** begin **

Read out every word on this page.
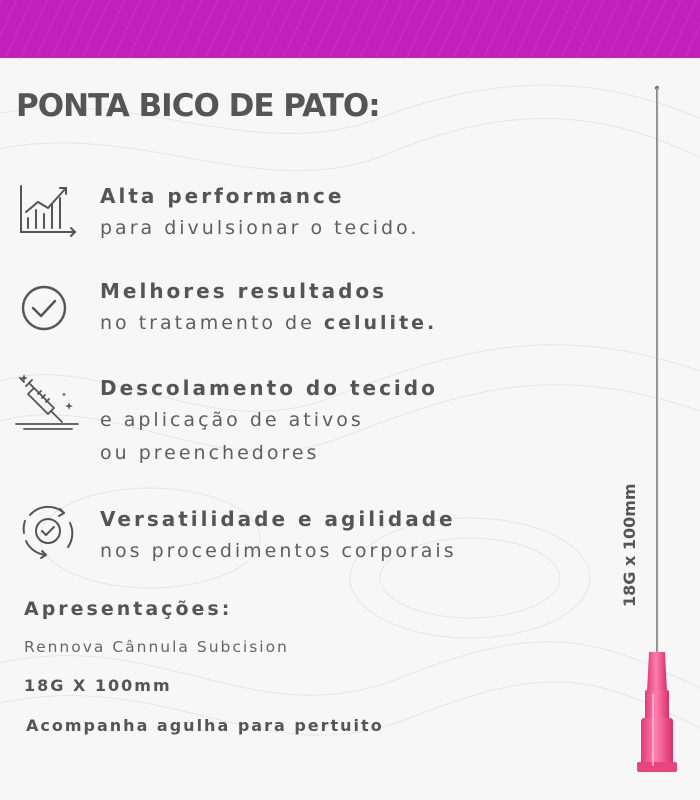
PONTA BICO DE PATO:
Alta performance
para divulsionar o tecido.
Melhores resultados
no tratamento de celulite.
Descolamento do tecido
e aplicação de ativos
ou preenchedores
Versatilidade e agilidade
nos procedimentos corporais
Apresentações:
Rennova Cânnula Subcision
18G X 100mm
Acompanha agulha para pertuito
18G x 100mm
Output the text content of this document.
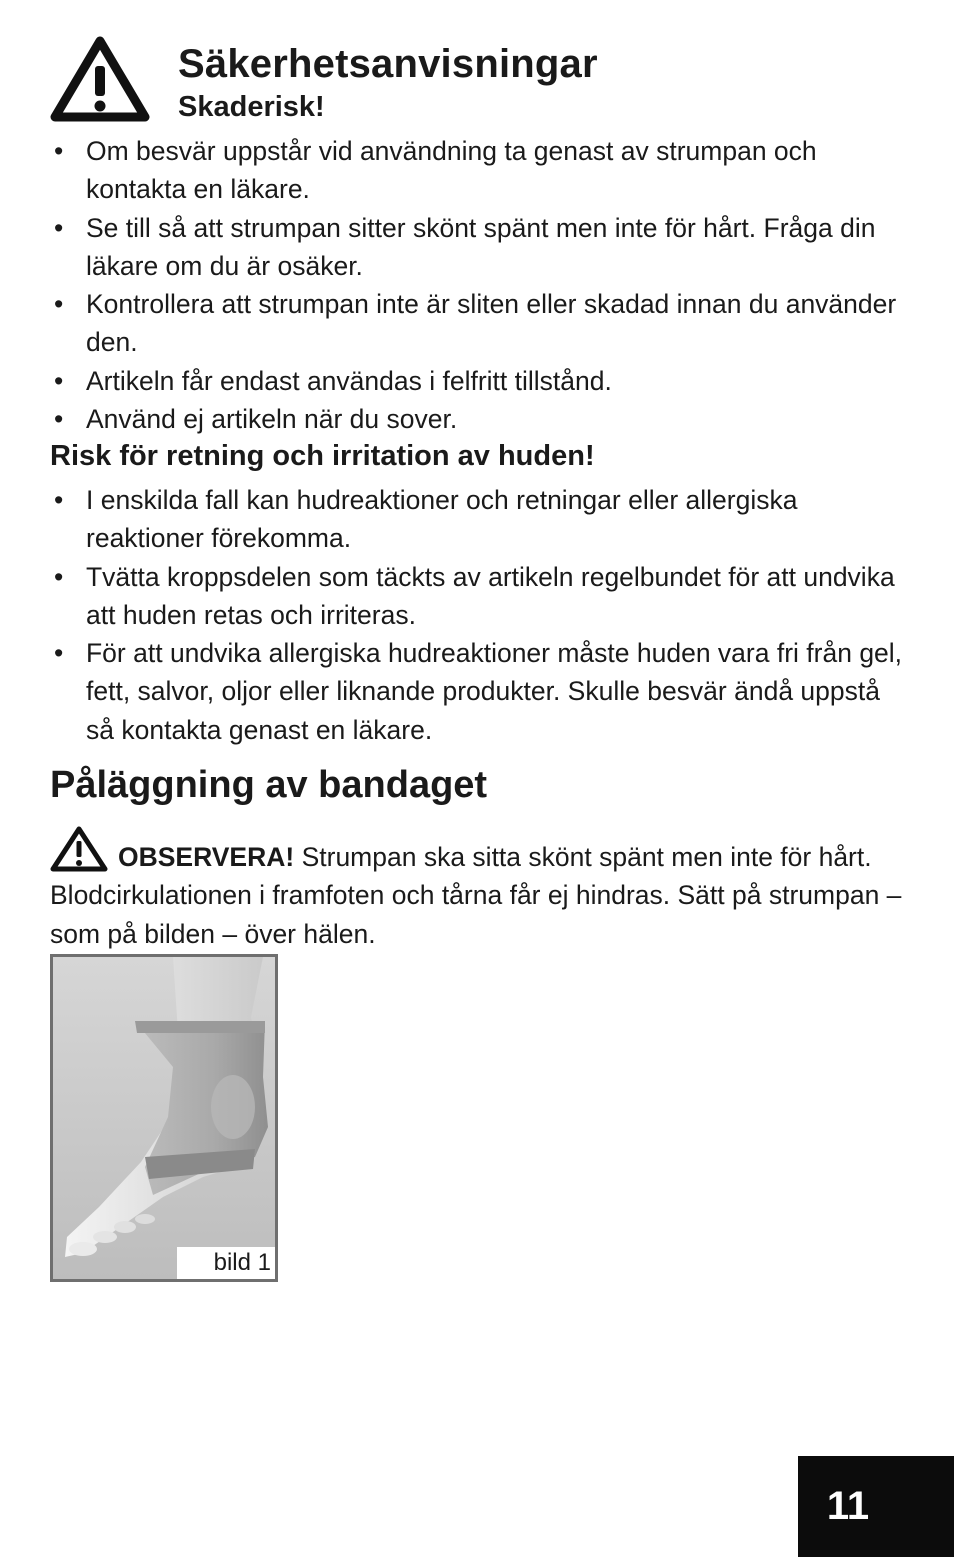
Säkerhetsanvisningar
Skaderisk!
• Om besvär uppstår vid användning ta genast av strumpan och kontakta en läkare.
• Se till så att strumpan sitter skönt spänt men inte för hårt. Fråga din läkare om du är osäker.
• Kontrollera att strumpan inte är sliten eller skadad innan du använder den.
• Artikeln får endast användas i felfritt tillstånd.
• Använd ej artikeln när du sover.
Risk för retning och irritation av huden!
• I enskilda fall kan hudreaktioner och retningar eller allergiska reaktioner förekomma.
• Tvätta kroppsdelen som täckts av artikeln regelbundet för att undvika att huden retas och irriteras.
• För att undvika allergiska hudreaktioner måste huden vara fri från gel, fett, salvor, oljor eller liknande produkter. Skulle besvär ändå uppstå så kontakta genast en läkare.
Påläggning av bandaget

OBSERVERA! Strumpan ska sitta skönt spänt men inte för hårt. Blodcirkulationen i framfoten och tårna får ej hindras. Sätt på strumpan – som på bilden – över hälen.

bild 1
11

** end **
** begin **

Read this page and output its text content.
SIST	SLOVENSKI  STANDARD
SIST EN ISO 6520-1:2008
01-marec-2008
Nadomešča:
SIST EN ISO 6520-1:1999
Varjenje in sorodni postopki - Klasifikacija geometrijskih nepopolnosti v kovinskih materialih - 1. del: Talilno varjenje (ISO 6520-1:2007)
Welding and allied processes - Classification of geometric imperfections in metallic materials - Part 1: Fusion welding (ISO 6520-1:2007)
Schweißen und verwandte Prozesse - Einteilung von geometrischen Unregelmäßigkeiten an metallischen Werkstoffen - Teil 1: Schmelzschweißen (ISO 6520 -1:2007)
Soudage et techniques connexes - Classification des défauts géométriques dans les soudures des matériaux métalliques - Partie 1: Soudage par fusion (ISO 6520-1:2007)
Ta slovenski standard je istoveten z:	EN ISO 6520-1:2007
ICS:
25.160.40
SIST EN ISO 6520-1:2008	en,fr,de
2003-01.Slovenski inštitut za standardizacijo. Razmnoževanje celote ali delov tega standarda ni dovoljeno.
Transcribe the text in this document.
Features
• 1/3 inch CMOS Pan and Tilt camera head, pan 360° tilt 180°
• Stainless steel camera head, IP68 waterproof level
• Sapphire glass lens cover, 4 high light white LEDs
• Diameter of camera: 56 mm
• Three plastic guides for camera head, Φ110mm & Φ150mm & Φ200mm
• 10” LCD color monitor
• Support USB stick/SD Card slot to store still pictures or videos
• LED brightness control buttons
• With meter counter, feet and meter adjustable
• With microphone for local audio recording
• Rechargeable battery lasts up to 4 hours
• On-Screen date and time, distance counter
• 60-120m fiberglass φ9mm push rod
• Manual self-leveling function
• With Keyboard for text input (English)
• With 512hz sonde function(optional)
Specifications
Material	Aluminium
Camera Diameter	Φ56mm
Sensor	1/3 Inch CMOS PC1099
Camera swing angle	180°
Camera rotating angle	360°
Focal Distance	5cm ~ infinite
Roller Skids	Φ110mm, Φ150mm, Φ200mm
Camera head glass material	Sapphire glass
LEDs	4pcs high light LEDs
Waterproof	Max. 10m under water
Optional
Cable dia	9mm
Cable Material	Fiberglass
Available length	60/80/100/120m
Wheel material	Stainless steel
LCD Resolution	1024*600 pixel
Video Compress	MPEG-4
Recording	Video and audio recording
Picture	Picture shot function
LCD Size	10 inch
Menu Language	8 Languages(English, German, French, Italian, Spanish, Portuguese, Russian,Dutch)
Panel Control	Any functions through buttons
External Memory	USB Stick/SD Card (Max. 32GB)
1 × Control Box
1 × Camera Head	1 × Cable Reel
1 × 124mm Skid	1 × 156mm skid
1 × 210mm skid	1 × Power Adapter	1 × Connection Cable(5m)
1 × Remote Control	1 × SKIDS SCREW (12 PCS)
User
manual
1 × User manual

** end **
** begin **

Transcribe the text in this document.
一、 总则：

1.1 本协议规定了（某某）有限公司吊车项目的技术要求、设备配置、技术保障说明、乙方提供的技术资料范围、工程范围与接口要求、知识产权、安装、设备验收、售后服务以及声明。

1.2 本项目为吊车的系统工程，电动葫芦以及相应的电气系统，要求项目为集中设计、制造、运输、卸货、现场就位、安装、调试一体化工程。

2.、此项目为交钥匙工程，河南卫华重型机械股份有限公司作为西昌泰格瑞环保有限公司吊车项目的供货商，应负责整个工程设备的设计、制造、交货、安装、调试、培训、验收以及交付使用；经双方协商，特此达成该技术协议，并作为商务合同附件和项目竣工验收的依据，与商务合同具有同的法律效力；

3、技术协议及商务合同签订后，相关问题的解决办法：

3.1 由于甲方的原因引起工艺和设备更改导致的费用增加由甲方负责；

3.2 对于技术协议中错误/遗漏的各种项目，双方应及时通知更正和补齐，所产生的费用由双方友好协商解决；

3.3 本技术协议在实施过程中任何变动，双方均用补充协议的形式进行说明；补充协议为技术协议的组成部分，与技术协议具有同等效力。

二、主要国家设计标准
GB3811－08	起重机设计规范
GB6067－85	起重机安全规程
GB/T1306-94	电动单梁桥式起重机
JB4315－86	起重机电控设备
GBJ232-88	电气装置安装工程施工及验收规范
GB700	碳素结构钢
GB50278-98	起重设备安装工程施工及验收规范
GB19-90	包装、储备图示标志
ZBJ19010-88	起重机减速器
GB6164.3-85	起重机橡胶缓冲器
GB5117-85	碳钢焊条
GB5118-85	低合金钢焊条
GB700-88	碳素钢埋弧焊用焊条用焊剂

** end **

▶ **What needs to be done**
Gather up the lines that contain the word "counter".

▶ **Answer to the problem**
• With meter counter, feet and meter adjustable
• On-Screen date and time, distance counter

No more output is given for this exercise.